Coordinate annotation records

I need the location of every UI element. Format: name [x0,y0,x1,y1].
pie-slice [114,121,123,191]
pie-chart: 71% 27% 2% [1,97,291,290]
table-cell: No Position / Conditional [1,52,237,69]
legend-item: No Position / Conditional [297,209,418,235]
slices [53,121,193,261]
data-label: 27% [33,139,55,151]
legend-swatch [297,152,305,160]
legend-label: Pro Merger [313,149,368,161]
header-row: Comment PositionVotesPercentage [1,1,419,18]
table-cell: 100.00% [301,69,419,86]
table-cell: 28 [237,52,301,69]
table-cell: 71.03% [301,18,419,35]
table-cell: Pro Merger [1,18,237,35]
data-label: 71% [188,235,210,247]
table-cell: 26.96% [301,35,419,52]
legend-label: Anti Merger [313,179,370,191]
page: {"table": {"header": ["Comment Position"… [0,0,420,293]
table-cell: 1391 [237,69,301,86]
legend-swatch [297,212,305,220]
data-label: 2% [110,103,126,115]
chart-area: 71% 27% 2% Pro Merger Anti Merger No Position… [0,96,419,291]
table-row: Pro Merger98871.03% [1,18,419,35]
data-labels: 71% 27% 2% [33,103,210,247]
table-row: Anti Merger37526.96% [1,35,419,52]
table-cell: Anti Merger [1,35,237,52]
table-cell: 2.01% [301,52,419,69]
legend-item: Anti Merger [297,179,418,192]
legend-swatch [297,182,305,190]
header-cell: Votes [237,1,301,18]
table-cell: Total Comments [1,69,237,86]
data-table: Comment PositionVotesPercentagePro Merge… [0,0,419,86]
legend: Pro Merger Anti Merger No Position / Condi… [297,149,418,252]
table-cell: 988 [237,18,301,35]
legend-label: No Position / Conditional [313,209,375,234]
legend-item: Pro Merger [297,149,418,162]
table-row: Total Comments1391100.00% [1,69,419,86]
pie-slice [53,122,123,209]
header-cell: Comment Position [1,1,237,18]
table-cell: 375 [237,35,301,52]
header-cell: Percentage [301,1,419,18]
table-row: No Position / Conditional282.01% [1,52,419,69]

_TO DO:_ Reproduce all the records above, renaming every "legend-swatch" to "legend-marker" and keeping everything else the same.

_THE ANSWER:_
I need the location of every UI element. Format: name [x0,y0,x1,y1].
pie-slice [114,121,123,191]
pie-chart: 71% 27% 2% [1,97,291,290]
table-cell: No Position / Conditional [1,52,237,69]
legend-item: No Position / Conditional [297,209,418,235]
slices [53,121,193,261]
data-label: 27% [33,139,55,151]
legend-marker [297,152,305,160]
legend-label: Pro Merger [313,149,368,161]
header-row: Comment PositionVotesPercentage [1,1,419,18]
table-cell: 100.00% [301,69,419,86]
table-cell: 28 [237,52,301,69]
table-cell: 71.03% [301,18,419,35]
table-cell: Pro Merger [1,18,237,35]
data-label: 71% [188,235,210,247]
table-cell: 26.96% [301,35,419,52]
legend-label: Anti Merger [313,179,370,191]
page: {"table": {"header": ["Comment Position"… [0,0,420,293]
table-cell: 1391 [237,69,301,86]
legend-marker [297,212,305,220]
data-label: 2% [110,103,126,115]
chart-area: 71% 27% 2% Pro Merger Anti Merger No Position… [0,96,419,291]
table-row: Pro Merger98871.03% [1,18,419,35]
data-labels: 71% 27% 2% [33,103,210,247]
table-row: Anti Merger37526.96% [1,35,419,52]
table-cell: Anti Merger [1,35,237,52]
table-cell: 2.01% [301,52,419,69]
legend-item: Anti Merger [297,179,418,192]
legend-marker [297,182,305,190]
header-cell: Votes [237,1,301,18]
table-cell: Total Comments [1,69,237,86]
data-table: Comment PositionVotesPercentagePro Merge… [0,0,419,86]
legend: Pro Merger Anti Merger No Position / Condi… [297,149,418,252]
table-cell: 988 [237,18,301,35]
legend-label: No Position / Conditional [313,209,375,234]
legend-item: Pro Merger [297,149,418,162]
table-row: Total Comments1391100.00% [1,69,419,86]
pie-slice [53,122,123,209]
header-cell: Comment Position [1,1,237,18]
table-cell: 375 [237,35,301,52]
header-cell: Percentage [301,1,419,18]
table-row: No Position / Conditional282.01% [1,52,419,69]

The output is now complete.